* The problem
Copy all lines holding the word "shape" from the entries.

* The records
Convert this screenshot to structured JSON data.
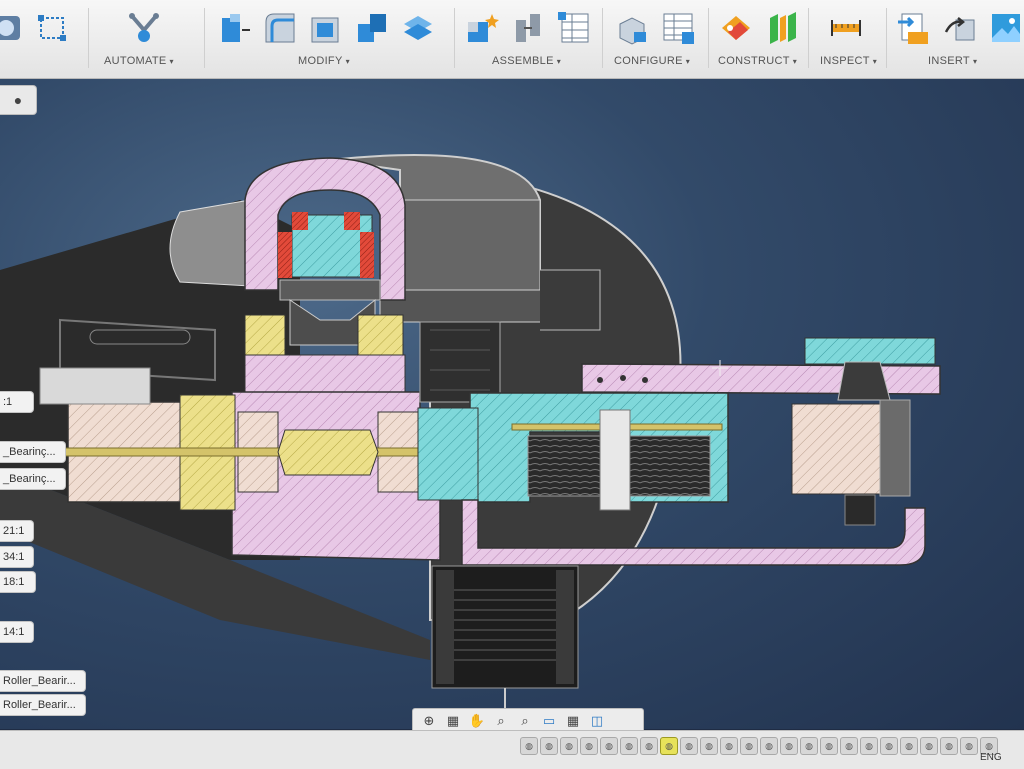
{
  "toolbar": {
    "groups": [
      {
        "label": "AUTOMATE",
        "caret": "▾",
        "icons": [
          "automate-icon"
        ]
      },
      {
        "label": "MODIFY",
        "caret": "▾",
        "icons": [
          "press-pull-icon",
          "fillet-icon",
          "shell-icon",
          "combine-icon",
          "offset-face-icon"
        ]
      },
      {
        "label": "ASSEMBLE",
        "caret": "▾",
        "icons": [
          "new-component-icon",
          "joint-icon",
          "component-table-icon"
        ]
      },
      {
        "label": "CONFIGURE",
        "caret": "▾",
        "icons": [
          "configure-icon",
          "configuration-table-icon"
        ]
      },
      {
        "label": "CONSTRUCT",
        "caret": "▾",
        "icons": [
          "offset-plane-icon",
          "midplane-icon"
        ]
      },
      {
        "label": "INSPECT",
        "caret": "▾",
        "icons": [
          "measure-icon"
        ]
      },
      {
        "label": "INSERT",
        "caret": "▾",
        "icons": [
          "insert-mcmaster-icon",
          "insert-mesh-icon",
          "insert-canvas-icon"
        ]
      }
    ],
    "left_icons": [
      "record-icon",
      "select-box-icon"
    ]
  },
  "browser": {
    "toggle_icon": "●",
    "items": [
      ":1",
      "_Bearinç...",
      "_Bearinç...",
      "21:1",
      "34:1",
      "18:1",
      "14:1",
      "Roller_Bearir...",
      "Roller_Bearir..."
    ]
  },
  "navbar": {
    "buttons": [
      "orbit-icon",
      "pan-icon",
      "hand-icon",
      "zoom-icon",
      "zoom-window-icon",
      "display-settings-icon",
      "grid-icon",
      "viewports-icon"
    ]
  },
  "timeline": {
    "operation_count": 24,
    "active_index": 7
  },
  "status": {
    "language": "ENG"
  },
  "colors": {
    "canvas_dark": "#22334f",
    "section_pink": "#e8c8e6",
    "section_cyan": "#7fd8da",
    "section_yellow": "#ece08a",
    "section_beige": "#f0ddd2",
    "part_gray": "#6b6b6b",
    "accent_red": "#e24a3a"
  }
}
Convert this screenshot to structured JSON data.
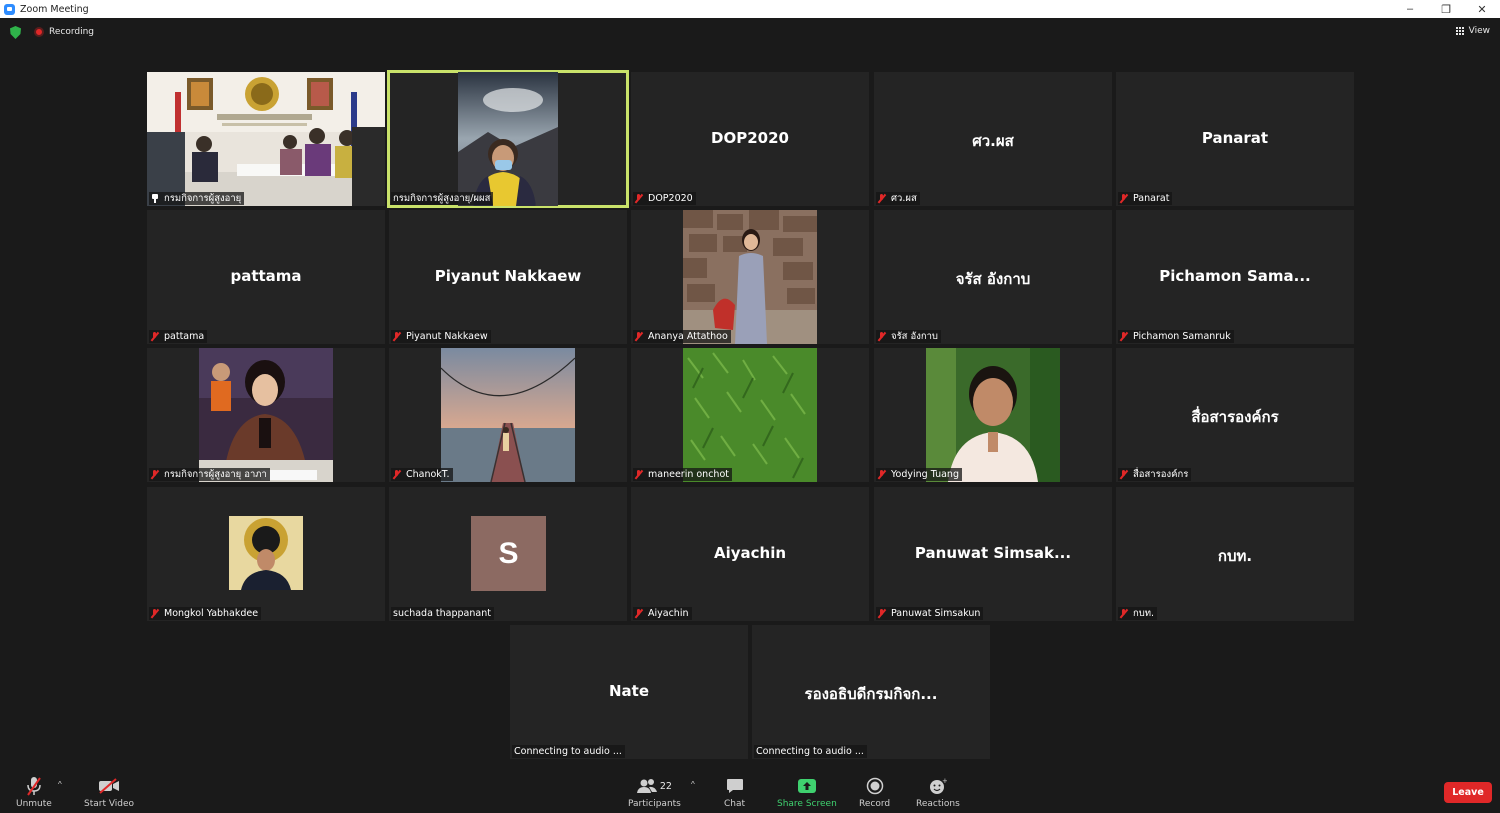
{
  "window": {
    "title": "Zoom Meeting",
    "controls": [
      "–",
      "❐",
      "✕"
    ]
  },
  "topbar": {
    "recording_label": "Recording",
    "view_label": "View"
  },
  "tiles": [
    {
      "display": "",
      "label": "กรมกิจการผู้สูงอายุ",
      "icon": "pin"
    },
    {
      "display": "",
      "label": "กรมกิจการผู้สูงอายุ/ผผส",
      "icon": "none",
      "active": true
    },
    {
      "display": "DOP2020",
      "label": "DOP2020",
      "icon": "muted"
    },
    {
      "display": "ศว.ผส",
      "label": "ศว.ผส",
      "icon": "muted"
    },
    {
      "display": "Panarat",
      "label": "Panarat",
      "icon": "muted"
    },
    {
      "display": "pattama",
      "label": "pattama",
      "icon": "muted"
    },
    {
      "display": "Piyanut Nakkaew",
      "label": "Piyanut Nakkaew",
      "icon": "muted"
    },
    {
      "display": "",
      "label": "Ananya Attathoo",
      "icon": "muted"
    },
    {
      "display": "จรัส อังกาบ",
      "label": "จรัส อังกาบ",
      "icon": "muted"
    },
    {
      "display": "Pichamon Sama...",
      "label": "Pichamon Samanruk",
      "icon": "muted"
    },
    {
      "display": "",
      "label": "กรมกิจการผู้สูงอายุ อาภา",
      "icon": "muted"
    },
    {
      "display": "",
      "label": "ChanokT.",
      "icon": "muted"
    },
    {
      "display": "",
      "label": "maneerin onchot",
      "icon": "muted"
    },
    {
      "display": "",
      "label": "Yodying Tuang",
      "icon": "muted"
    },
    {
      "display": "สื่อสารองค์กร",
      "label": "สื่อสารองค์กร",
      "icon": "muted"
    },
    {
      "display": "",
      "label": "Mongkol Yabhakdee",
      "icon": "muted"
    },
    {
      "display": "S",
      "label": "suchada thappanant",
      "icon": "none"
    },
    {
      "display": "Aiyachin",
      "label": "Aiyachin",
      "icon": "muted"
    },
    {
      "display": "Panuwat Simsak...",
      "label": "Panuwat Simsakun",
      "icon": "muted"
    },
    {
      "display": "กบท.",
      "label": "กบท.",
      "icon": "muted"
    },
    {
      "display": "Nate",
      "label": "Connecting to audio ...",
      "icon": "none"
    },
    {
      "display": "รองอธิบดีกรมกิจก...",
      "label": "Connecting to audio ...",
      "icon": "none"
    }
  ],
  "toolbar": {
    "unmute": "Unmute",
    "start_video": "Start Video",
    "participants": "Participants",
    "participants_count": "22",
    "chat": "Chat",
    "share_screen": "Share Screen",
    "record": "Record",
    "reactions": "Reactions",
    "leave": "Leave"
  },
  "colors": {
    "active_speaker": "#c9e26a",
    "leave": "#e02828",
    "share": "#3fd16f",
    "background": "#1a1a1a",
    "tile": "#242424"
  }
}
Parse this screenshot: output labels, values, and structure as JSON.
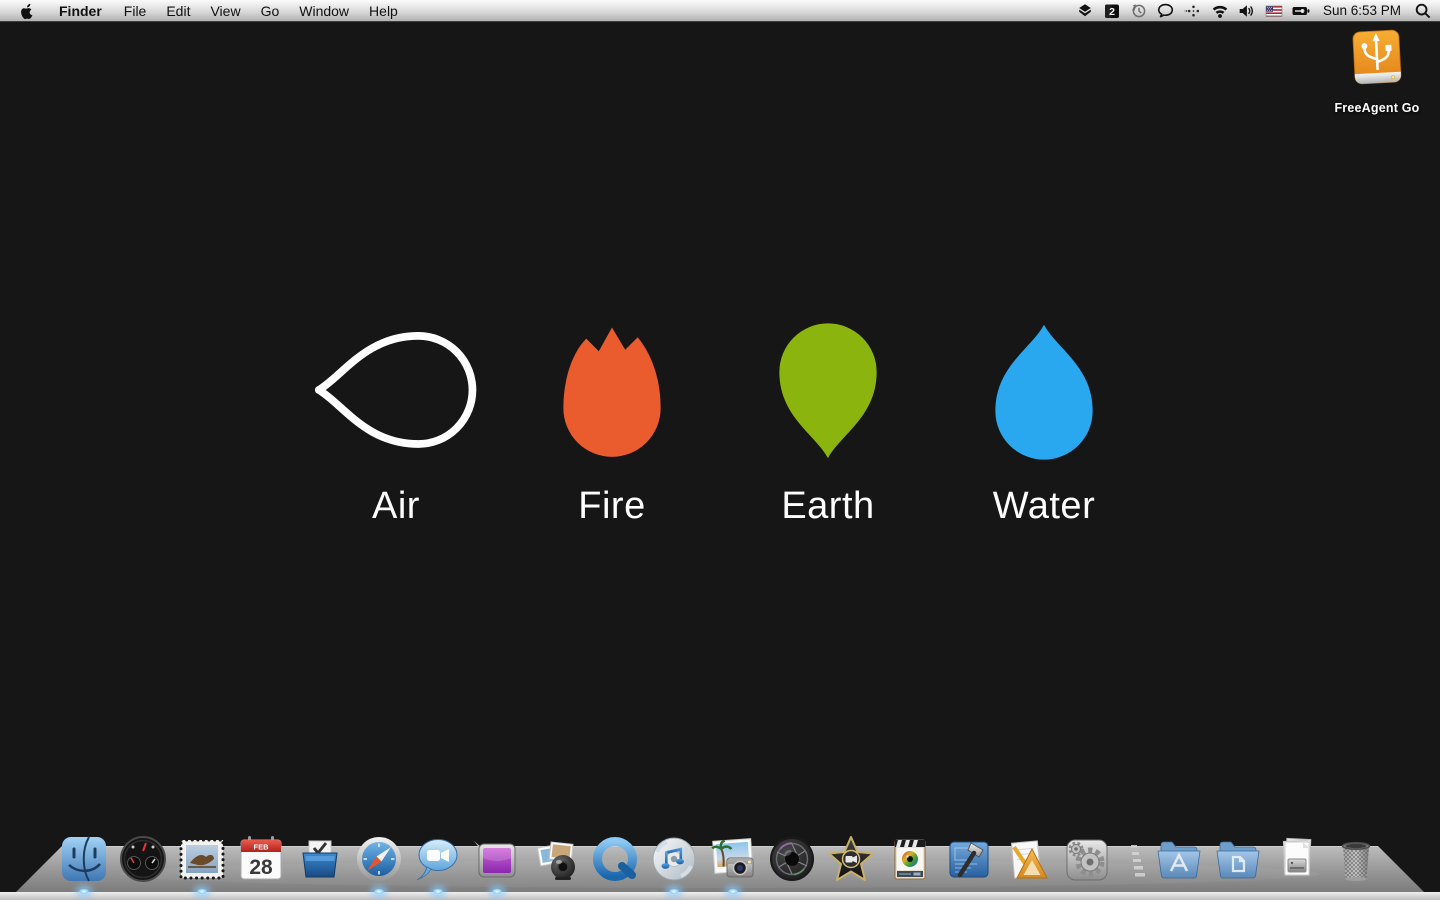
{
  "menubar": {
    "items": [
      "Finder",
      "File",
      "Edit",
      "View",
      "Go",
      "Window",
      "Help"
    ],
    "badge_count": "2",
    "clock": "Sun 6:53 PM",
    "status_icons": [
      "dropbox",
      "badge-2",
      "time-machine",
      "chat-bubble",
      "dots-sparkle",
      "wifi",
      "volume",
      "us-flag",
      "battery-charging",
      "spotlight"
    ]
  },
  "desktop": {
    "wallpaper_color": "#161616",
    "drive_label": "FreeAgent Go",
    "drive_color": "#f0941e",
    "elements": [
      {
        "name": "Air",
        "color": "#ffffff",
        "style": "outline",
        "shape": "drop-pointing-left"
      },
      {
        "name": "Fire",
        "color": "#ea5b2d",
        "style": "fill",
        "shape": "tulip-flame"
      },
      {
        "name": "Earth",
        "color": "#8cb40f",
        "style": "fill",
        "shape": "drop-pointing-down"
      },
      {
        "name": "Water",
        "color": "#29a7ef",
        "style": "fill",
        "shape": "drop-pointing-up"
      }
    ]
  },
  "dock": {
    "calendar": {
      "month": "FEB",
      "day": "28"
    },
    "items": [
      {
        "id": "finder",
        "name": "Finder",
        "running": true
      },
      {
        "id": "dashboard",
        "name": "Dashboard",
        "running": false
      },
      {
        "id": "mail",
        "name": "Mail",
        "running": true
      },
      {
        "id": "ical",
        "name": "iCal",
        "running": false
      },
      {
        "id": "things",
        "name": "Things",
        "running": false
      },
      {
        "id": "safari",
        "name": "Safari",
        "running": true
      },
      {
        "id": "ichat",
        "name": "iChat",
        "running": true
      },
      {
        "id": "purple-app",
        "name": "Purple display app",
        "running": true
      },
      {
        "id": "photo-booth",
        "name": "Photo Booth",
        "running": false
      },
      {
        "id": "quicktime",
        "name": "QuickTime Player",
        "running": false
      },
      {
        "id": "itunes",
        "name": "iTunes",
        "running": true
      },
      {
        "id": "iphoto",
        "name": "iPhoto",
        "running": true
      },
      {
        "id": "aperture",
        "name": "Aperture",
        "running": false
      },
      {
        "id": "imovie",
        "name": "iMovie",
        "running": false
      },
      {
        "id": "video-eye",
        "name": "Video effects app",
        "running": false
      },
      {
        "id": "xcode",
        "name": "Xcode",
        "running": false
      },
      {
        "id": "interface-builder",
        "name": "Interface Builder",
        "running": false
      },
      {
        "id": "system-preferences",
        "name": "System Preferences",
        "running": false
      },
      {
        "id": "separator",
        "name": "Separator",
        "running": false
      },
      {
        "id": "applications-folder",
        "name": "Applications",
        "running": false
      },
      {
        "id": "documents-folder",
        "name": "Documents",
        "running": false
      },
      {
        "id": "documents-stack",
        "name": "Documents Stack",
        "running": false
      },
      {
        "id": "trash",
        "name": "Trash",
        "running": false
      }
    ]
  }
}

* Answer to the problem
        "shape": "drop-pointing-left"
        "shape": "tulip-flame"
        "shape": "drop-pointing-down"
        "shape": "drop-pointing-up"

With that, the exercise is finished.